[Data excerpts]
******
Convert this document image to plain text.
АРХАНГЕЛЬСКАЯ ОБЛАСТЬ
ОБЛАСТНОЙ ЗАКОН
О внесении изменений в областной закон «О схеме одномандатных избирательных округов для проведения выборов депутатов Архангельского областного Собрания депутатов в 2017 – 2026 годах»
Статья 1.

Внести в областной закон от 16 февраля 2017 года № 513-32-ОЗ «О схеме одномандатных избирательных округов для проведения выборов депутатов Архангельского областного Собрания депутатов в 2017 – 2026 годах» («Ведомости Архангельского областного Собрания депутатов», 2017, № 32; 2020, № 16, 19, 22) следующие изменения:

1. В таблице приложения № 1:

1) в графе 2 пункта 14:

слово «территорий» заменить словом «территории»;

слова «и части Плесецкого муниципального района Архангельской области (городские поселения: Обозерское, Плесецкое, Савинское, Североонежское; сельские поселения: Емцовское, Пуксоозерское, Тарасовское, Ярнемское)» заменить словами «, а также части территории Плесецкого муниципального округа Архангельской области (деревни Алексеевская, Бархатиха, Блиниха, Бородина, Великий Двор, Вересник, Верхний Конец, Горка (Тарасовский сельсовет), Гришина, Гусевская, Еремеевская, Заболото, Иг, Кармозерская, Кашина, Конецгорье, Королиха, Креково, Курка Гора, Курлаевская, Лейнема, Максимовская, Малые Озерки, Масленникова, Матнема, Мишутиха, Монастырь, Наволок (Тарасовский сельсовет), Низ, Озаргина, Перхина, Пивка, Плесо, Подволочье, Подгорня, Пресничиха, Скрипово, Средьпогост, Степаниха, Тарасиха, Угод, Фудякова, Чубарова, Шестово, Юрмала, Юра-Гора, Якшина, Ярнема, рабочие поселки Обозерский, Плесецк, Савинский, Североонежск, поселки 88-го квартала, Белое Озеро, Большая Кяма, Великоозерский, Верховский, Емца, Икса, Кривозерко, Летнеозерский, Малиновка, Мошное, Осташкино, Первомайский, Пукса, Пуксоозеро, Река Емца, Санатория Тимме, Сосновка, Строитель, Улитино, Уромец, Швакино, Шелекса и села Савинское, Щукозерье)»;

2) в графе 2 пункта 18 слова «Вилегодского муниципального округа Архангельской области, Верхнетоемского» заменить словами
******
- [Work to do]: Quote all the records. Keep every word exact.

- [Exercise solution]:
Convert this document image to plain text.
АРХАНГЕЛЬСКАЯ ОБЛАСТЬ
ОБЛАСТНОЙ ЗАКОН
О внесении изменений в областной закон «О схеме одномандатных избирательных округов для проведения выборов депутатов Архангельского областного Собрания депутатов в 2017 – 2026 годах»
Статья 1.

Внести в областной закон от 16 февраля 2017 года № 513-32-ОЗ «О схеме одномандатных избирательных округов для проведения выборов депутатов Архангельского областного Собрания депутатов в 2017 – 2026 годах» («Ведомости Архангельского областного Собрания депутатов», 2017, № 32; 2020, № 16, 19, 22) следующие изменения:

1. В таблице приложения № 1:

1) в графе 2 пункта 14:

слово «территорий» заменить словом «территории»;

слова «и части Плесецкого муниципального района Архангельской области (городские поселения: Обозерское, Плесецкое, Савинское, Североонежское; сельские поселения: Емцовское, Пуксоозерское, Тарасовское, Ярнемское)» заменить словами «, а также части территории Плесецкого муниципального округа Архангельской области (деревни Алексеевская, Бархатиха, Блиниха, Бородина, Великий Двор, Вересник, Верхний Конец, Горка (Тарасовский сельсовет), Гришина, Гусевская, Еремеевская, Заболото, Иг, Кармозерская, Кашина, Конецгорье, Королиха, Креково, Курка Гора, Курлаевская, Лейнема, Максимовская, Малые Озерки, Масленникова, Матнема, Мишутиха, Монастырь, Наволок (Тарасовский сельсовет), Низ, Озаргина, Перхина, Пивка, Плесо, Подволочье, Подгорня, Пресничиха, Скрипово, Средьпогост, Степаниха, Тарасиха, Угод, Фудякова, Чубарова, Шестово, Юрмала, Юра-Гора, Якшина, Ярнема, рабочие поселки Обозерский, Плесецк, Савинский, Североонежск, поселки 88-го квартала, Белое Озеро, Большая Кяма, Великоозерский, Верховский, Емца, Икса, Кривозерко, Летнеозерский, Малиновка, Мошное, Осташкино, Первомайский, Пукса, Пуксоозеро, Река Емца, Санатория Тимме, Сосновка, Строитель, Улитино, Уромец, Швакино, Шелекса и села Савинское, Щукозерье)»;

2) в графе 2 пункта 18 слова «Вилегодского муниципального округа Архангельской области, Верхнетоемского» заменить словами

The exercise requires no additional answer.